-- begin Data to use --

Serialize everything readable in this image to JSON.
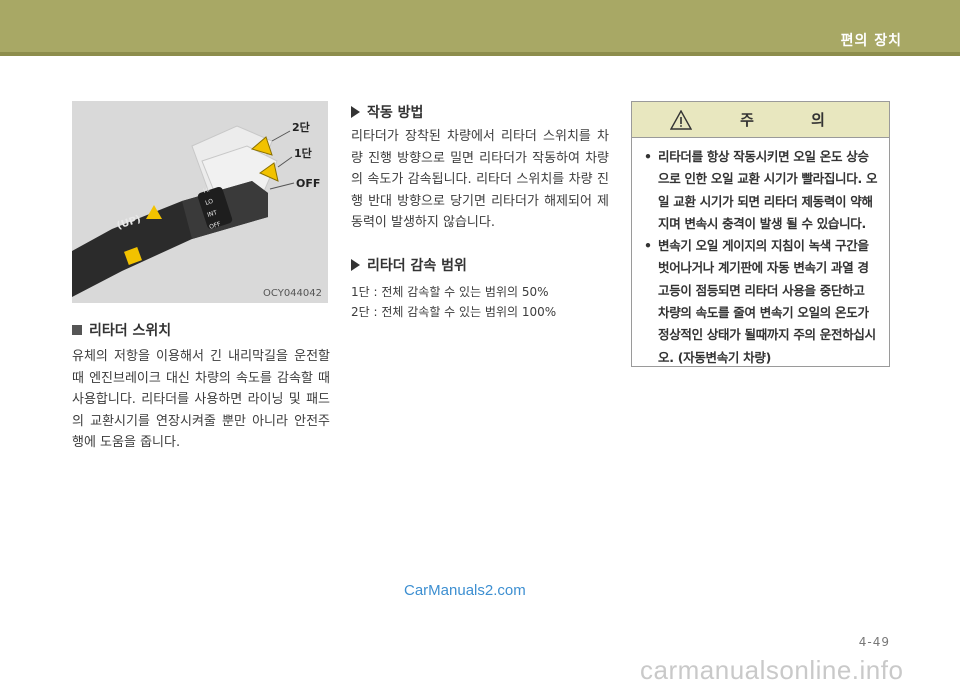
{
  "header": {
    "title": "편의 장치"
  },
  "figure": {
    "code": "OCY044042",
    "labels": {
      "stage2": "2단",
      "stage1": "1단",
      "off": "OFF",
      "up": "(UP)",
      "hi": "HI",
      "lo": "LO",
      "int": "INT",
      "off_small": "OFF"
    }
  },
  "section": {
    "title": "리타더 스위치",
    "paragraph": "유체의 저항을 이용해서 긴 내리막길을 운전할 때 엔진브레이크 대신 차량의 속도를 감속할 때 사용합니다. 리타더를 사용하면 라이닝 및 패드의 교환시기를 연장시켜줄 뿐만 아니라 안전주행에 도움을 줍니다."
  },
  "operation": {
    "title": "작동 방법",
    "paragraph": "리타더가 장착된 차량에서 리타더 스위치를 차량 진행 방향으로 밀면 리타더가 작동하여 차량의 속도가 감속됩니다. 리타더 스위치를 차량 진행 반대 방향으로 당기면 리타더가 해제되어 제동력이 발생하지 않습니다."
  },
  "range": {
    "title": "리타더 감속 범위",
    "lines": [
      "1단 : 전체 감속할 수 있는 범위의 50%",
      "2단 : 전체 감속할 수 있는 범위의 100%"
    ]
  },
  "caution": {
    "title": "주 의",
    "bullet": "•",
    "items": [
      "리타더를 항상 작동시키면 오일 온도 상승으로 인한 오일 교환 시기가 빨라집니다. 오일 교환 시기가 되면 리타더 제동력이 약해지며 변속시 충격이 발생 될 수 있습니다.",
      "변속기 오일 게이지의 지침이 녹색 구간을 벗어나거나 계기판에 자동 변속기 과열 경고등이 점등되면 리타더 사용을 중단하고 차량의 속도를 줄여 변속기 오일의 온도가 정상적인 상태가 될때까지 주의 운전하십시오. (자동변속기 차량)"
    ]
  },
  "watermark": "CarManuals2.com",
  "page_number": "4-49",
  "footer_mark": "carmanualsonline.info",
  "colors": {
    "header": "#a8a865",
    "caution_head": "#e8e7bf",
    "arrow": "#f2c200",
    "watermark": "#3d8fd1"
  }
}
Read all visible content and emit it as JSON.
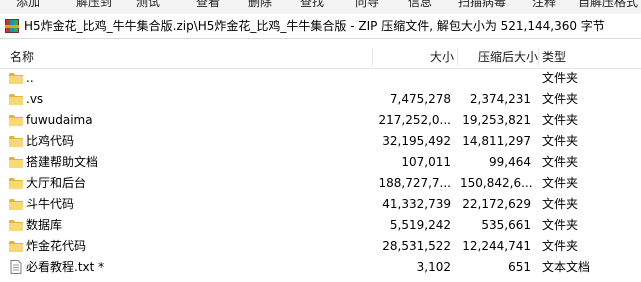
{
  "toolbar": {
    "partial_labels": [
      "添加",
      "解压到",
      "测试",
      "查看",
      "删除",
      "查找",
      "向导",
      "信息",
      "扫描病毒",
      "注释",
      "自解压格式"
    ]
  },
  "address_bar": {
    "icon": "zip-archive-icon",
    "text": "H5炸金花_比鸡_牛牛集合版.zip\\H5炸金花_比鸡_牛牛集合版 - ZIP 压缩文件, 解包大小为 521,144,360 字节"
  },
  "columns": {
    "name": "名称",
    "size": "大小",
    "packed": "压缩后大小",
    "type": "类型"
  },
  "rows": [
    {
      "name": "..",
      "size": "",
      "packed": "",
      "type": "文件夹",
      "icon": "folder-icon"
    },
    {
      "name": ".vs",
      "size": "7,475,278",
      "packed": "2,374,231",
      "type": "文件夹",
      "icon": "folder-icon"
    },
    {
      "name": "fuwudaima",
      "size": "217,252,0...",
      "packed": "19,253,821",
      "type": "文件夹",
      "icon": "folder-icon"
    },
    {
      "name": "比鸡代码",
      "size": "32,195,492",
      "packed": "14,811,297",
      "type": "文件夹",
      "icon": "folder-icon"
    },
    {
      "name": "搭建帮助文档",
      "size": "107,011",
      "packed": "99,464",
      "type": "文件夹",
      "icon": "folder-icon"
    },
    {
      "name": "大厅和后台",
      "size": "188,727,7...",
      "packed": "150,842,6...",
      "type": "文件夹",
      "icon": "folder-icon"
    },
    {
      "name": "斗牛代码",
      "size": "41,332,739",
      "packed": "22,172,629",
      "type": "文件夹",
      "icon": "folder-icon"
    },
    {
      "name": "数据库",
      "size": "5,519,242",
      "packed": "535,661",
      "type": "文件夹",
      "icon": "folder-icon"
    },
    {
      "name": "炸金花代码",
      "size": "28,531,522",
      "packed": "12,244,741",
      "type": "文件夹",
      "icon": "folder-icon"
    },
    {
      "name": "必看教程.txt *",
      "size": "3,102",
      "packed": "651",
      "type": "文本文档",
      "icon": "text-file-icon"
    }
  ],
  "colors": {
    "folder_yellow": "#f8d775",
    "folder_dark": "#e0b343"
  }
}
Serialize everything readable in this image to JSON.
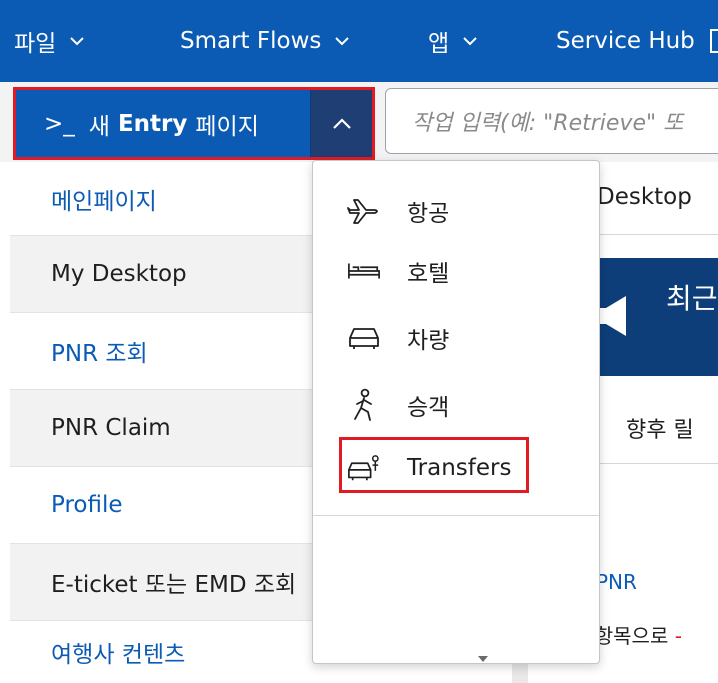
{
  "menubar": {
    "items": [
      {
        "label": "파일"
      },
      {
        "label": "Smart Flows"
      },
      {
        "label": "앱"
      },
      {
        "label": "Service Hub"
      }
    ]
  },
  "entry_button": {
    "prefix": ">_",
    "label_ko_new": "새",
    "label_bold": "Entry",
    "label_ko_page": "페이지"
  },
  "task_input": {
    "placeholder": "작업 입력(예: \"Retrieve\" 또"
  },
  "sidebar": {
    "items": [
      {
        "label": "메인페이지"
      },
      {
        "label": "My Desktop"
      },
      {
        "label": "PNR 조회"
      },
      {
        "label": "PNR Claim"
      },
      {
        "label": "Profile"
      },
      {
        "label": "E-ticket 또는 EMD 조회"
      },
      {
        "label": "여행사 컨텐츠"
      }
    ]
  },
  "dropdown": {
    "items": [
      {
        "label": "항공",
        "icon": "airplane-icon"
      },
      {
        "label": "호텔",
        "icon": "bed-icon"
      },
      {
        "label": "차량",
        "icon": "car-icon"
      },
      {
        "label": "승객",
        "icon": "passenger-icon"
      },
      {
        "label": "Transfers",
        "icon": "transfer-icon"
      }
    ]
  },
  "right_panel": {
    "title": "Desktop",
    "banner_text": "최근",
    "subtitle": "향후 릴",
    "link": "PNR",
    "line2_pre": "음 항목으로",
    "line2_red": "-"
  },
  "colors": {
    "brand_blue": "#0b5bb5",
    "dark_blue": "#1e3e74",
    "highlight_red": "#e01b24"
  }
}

-- end Data to use --

■ What is asked:
Repeat every record above exactly, but leave out any pictures.

■ Task solution:
Serialize everything readable in this image to JSON.
{
  "header": {
    "title": "편의 장치"
  },
  "figure": {
    "code": "OCY044042",
    "labels": {
      "stage2": "2단",
      "stage1": "1단",
      "off": "OFF",
      "up": "(UP)",
      "hi": "HI",
      "lo": "LO",
      "int": "INT",
      "off_small": "OFF"
    }
  },
  "section": {
    "title": "리타더 스위치",
    "paragraph": "유체의 저항을 이용해서 긴 내리막길을 운전할 때 엔진브레이크 대신 차량의 속도를 감속할 때 사용합니다. 리타더를 사용하면 라이닝 및 패드의 교환시기를 연장시켜줄 뿐만 아니라 안전주행에 도움을 줍니다."
  },
  "operation": {
    "title": "작동 방법",
    "paragraph": "리타더가 장착된 차량에서 리타더 스위치를 차량 진행 방향으로 밀면 리타더가 작동하여 차량의 속도가 감속됩니다. 리타더 스위치를 차량 진행 반대 방향으로 당기면 리타더가 해제되어 제동력이 발생하지 않습니다."
  },
  "range": {
    "title": "리타더 감속 범위",
    "lines": [
      "1단 : 전체 감속할 수 있는 범위의 50%",
      "2단 : 전체 감속할 수 있는 범위의 100%"
    ]
  },
  "caution": {
    "title": "주 의",
    "bullet": "•",
    "items": [
      "리타더를 항상 작동시키면 오일 온도 상승으로 인한 오일 교환 시기가 빨라집니다. 오일 교환 시기가 되면 리타더 제동력이 약해지며 변속시 충격이 발생 될 수 있습니다.",
      "변속기 오일 게이지의 지침이 녹색 구간을 벗어나거나 계기판에 자동 변속기 과열 경고등이 점등되면 리타더 사용을 중단하고 차량의 속도를 줄여 변속기 오일의 온도가 정상적인 상태가 될때까지 주의 운전하십시오. (자동변속기 차량)"
    ]
  },
  "watermark": "CarManuals2.com",
  "page_number": "4-49",
  "footer_mark": "carmanualsonline.info",
  "colors": {
    "header": "#a8a865",
    "caution_head": "#e8e7bf",
    "arrow": "#f2c200",
    "watermark": "#3d8fd1"
  }
}
Read all visible content and emit it as JSON.
{
  "toolbar": {
    "partial_labels": [
      "添加",
      "解压到",
      "测试",
      "查看",
      "删除",
      "查找",
      "向导",
      "信息",
      "扫描病毒",
      "注释",
      "自解压格式"
    ]
  },
  "address_bar": {
    "icon": "zip-archive-icon",
    "text": "H5炸金花_比鸡_牛牛集合版.zip\\H5炸金花_比鸡_牛牛集合版 - ZIP 压缩文件, 解包大小为 521,144,360 字节"
  },
  "columns": {
    "name": "名称",
    "size": "大小",
    "packed": "压缩后大小",
    "type": "类型"
  },
  "rows": [
    {
      "name": "..",
      "size": "",
      "packed": "",
      "type": "文件夹",
      "icon": "folder-icon"
    },
    {
      "name": ".vs",
      "size": "7,475,278",
      "packed": "2,374,231",
      "type": "文件夹",
      "icon": "folder-icon"
    },
    {
      "name": "fuwudaima",
      "size": "217,252,0...",
      "packed": "19,253,821",
      "type": "文件夹",
      "icon": "folder-icon"
    },
    {
      "name": "比鸡代码",
      "size": "32,195,492",
      "packed": "14,811,297",
      "type": "文件夹",
      "icon": "folder-icon"
    },
    {
      "name": "搭建帮助文档",
      "size": "107,011",
      "packed": "99,464",
      "type": "文件夹",
      "icon": "folder-icon"
    },
    {
      "name": "大厅和后台",
      "size": "188,727,7...",
      "packed": "150,842,6...",
      "type": "文件夹",
      "icon": "folder-icon"
    },
    {
      "name": "斗牛代码",
      "size": "41,332,739",
      "packed": "22,172,629",
      "type": "文件夹",
      "icon": "folder-icon"
    },
    {
      "name": "数据库",
      "size": "5,519,242",
      "packed": "535,661",
      "type": "文件夹",
      "icon": "folder-icon"
    },
    {
      "name": "炸金花代码",
      "size": "28,531,522",
      "packed": "12,244,741",
      "type": "文件夹",
      "icon": "folder-icon"
    },
    {
      "name": "必看教程.txt *",
      "size": "3,102",
      "packed": "651",
      "type": "文本文档",
      "icon": "text-file-icon"
    }
  ],
  "colors": {
    "folder_yellow": "#f8d775",
    "folder_dark": "#e0b343"
  }
}
Serialize everything readable in this image to JSON.
{
  "menubar": {
    "items": [
      {
        "label": "파일"
      },
      {
        "label": "Smart Flows"
      },
      {
        "label": "앱"
      },
      {
        "label": "Service Hub"
      }
    ]
  },
  "entry_button": {
    "prefix": ">_",
    "label_ko_new": "새",
    "label_bold": "Entry",
    "label_ko_page": "페이지"
  },
  "task_input": {
    "placeholder": "작업 입력(예: \"Retrieve\" 또"
  },
  "sidebar": {
    "items": [
      {
        "label": "메인페이지"
      },
      {
        "label": "My Desktop"
      },
      {
        "label": "PNR 조회"
      },
      {
        "label": "PNR Claim"
      },
      {
        "label": "Profile"
      },
      {
        "label": "E-ticket 또는 EMD 조회"
      },
      {
        "label": "여행사 컨텐츠"
      }
    ]
  },
  "dropdown": {
    "items": [
      {
        "label": "항공",
        "icon": "airplane-icon"
      },
      {
        "label": "호텔",
        "icon": "bed-icon"
      },
      {
        "label": "차량",
        "icon": "car-icon"
      },
      {
        "label": "승객",
        "icon": "passenger-icon"
      },
      {
        "label": "Transfers",
        "icon": "transfer-icon"
      }
    ]
  },
  "right_panel": {
    "title": "Desktop",
    "banner_text": "최근",
    "subtitle": "향후 릴",
    "link": "PNR",
    "line2_pre": "음 항목으로",
    "line2_red": "-"
  },
  "colors": {
    "brand_blue": "#0b5bb5",
    "dark_blue": "#1e3e74",
    "highlight_red": "#e01b24"
  }
}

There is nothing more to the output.